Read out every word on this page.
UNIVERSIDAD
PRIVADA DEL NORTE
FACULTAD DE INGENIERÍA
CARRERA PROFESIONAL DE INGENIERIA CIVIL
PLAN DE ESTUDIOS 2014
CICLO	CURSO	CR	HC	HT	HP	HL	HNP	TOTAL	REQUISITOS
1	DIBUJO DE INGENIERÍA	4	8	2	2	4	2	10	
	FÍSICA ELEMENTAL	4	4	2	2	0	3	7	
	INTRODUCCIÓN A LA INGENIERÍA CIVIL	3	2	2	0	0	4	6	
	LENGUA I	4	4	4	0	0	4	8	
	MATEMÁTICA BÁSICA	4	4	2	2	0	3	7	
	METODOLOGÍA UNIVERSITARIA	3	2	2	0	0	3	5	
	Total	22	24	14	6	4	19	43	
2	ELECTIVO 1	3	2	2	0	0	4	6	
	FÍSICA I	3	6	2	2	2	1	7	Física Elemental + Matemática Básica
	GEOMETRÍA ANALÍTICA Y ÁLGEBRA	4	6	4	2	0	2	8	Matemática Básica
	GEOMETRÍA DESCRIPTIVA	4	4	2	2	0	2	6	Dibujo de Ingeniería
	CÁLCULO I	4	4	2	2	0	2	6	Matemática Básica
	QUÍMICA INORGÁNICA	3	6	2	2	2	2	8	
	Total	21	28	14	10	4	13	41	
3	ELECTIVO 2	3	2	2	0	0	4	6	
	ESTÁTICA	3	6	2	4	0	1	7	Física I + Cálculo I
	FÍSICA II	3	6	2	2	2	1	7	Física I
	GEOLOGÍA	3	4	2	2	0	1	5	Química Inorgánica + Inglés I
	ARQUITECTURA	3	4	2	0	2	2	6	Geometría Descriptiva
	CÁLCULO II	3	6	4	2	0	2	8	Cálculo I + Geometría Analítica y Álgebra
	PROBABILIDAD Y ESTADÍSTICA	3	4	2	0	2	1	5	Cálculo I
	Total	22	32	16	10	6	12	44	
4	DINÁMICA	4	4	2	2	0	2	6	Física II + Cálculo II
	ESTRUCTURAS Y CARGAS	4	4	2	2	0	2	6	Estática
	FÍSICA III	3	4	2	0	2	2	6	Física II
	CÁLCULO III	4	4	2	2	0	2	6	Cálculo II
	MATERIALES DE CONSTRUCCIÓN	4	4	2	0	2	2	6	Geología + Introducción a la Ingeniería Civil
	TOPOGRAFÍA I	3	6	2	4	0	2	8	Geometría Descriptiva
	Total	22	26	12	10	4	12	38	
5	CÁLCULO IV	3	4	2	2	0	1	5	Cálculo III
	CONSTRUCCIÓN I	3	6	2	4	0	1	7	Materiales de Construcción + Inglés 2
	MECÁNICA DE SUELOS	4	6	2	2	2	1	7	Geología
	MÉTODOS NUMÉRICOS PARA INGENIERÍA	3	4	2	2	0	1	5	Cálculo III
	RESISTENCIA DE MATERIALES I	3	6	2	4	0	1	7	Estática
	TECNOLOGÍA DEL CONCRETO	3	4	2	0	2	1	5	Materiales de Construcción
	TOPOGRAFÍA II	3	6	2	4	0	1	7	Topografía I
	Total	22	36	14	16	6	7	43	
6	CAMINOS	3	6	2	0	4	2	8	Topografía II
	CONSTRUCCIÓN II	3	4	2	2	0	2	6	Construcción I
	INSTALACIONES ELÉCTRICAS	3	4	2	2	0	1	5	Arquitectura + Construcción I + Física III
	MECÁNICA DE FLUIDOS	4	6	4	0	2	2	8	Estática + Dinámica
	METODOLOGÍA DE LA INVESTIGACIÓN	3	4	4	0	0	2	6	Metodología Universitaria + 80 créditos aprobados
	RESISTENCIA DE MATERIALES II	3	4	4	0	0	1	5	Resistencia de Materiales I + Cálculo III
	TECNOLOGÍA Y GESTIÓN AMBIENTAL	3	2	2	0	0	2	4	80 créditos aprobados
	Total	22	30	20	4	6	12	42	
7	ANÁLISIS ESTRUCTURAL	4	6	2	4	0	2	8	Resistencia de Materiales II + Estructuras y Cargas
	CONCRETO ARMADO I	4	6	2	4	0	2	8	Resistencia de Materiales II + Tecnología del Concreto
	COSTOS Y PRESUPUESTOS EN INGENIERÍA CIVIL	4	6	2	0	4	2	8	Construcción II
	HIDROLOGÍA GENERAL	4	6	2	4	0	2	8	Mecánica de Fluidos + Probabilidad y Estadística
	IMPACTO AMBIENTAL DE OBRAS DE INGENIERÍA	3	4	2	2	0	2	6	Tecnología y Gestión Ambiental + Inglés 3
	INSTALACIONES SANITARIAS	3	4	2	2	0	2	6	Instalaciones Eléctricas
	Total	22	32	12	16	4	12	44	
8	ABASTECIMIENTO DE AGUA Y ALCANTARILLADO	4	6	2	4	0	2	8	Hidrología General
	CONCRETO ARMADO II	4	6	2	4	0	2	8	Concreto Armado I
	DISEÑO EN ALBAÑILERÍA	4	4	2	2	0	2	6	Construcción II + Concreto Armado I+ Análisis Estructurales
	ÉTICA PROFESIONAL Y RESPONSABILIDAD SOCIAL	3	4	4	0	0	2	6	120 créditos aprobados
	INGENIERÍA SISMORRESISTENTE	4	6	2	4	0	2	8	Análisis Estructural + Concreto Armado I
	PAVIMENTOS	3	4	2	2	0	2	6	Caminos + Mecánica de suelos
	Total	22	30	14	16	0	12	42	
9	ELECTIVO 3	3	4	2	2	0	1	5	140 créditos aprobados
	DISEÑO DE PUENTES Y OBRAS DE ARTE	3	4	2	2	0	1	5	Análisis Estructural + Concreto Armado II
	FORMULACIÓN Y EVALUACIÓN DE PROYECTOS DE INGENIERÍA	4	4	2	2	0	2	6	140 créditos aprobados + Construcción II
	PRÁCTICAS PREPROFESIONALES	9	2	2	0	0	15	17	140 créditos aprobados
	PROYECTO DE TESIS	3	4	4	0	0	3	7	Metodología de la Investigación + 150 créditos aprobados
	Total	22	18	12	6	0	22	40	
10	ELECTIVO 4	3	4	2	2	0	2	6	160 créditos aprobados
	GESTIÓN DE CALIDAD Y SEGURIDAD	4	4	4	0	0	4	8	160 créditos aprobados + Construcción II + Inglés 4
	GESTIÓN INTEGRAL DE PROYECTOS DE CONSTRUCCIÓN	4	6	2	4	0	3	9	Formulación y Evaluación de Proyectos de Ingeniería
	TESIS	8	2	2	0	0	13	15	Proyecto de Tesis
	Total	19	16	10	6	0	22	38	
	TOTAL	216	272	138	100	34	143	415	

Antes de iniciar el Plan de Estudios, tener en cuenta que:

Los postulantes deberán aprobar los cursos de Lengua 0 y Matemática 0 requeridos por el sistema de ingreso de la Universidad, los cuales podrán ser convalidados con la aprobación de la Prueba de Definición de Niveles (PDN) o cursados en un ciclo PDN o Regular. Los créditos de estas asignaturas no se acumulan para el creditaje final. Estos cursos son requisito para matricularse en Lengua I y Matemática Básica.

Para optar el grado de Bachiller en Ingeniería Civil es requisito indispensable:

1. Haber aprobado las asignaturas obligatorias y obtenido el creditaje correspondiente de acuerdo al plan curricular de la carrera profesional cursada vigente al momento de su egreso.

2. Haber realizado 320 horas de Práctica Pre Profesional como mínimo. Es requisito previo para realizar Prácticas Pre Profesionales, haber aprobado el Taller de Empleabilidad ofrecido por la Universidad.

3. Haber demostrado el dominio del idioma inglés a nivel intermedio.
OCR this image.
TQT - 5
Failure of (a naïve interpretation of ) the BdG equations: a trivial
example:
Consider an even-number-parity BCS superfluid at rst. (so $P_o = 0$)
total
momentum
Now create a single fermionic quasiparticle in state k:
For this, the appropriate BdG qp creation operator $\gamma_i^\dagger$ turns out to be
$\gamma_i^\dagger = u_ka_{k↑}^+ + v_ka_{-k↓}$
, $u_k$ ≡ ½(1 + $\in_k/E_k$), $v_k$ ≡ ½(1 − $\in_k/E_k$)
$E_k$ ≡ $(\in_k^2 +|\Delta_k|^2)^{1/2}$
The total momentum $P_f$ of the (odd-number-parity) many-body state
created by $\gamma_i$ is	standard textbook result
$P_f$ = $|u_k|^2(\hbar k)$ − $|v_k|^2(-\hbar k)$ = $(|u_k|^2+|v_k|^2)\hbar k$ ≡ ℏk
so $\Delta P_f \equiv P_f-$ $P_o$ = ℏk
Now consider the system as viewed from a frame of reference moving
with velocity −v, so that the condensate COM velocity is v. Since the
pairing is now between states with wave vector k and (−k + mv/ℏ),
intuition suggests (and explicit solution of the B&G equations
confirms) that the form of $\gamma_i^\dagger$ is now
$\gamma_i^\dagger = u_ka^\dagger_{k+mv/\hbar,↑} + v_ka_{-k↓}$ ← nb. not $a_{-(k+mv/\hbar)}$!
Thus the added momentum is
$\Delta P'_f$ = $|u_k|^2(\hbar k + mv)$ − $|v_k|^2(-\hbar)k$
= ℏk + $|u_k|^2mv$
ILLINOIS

Aim of the task:
Each line in the listing above either holds the string "this" or does not; state how many do, giving the number only.

Answer for the task:
3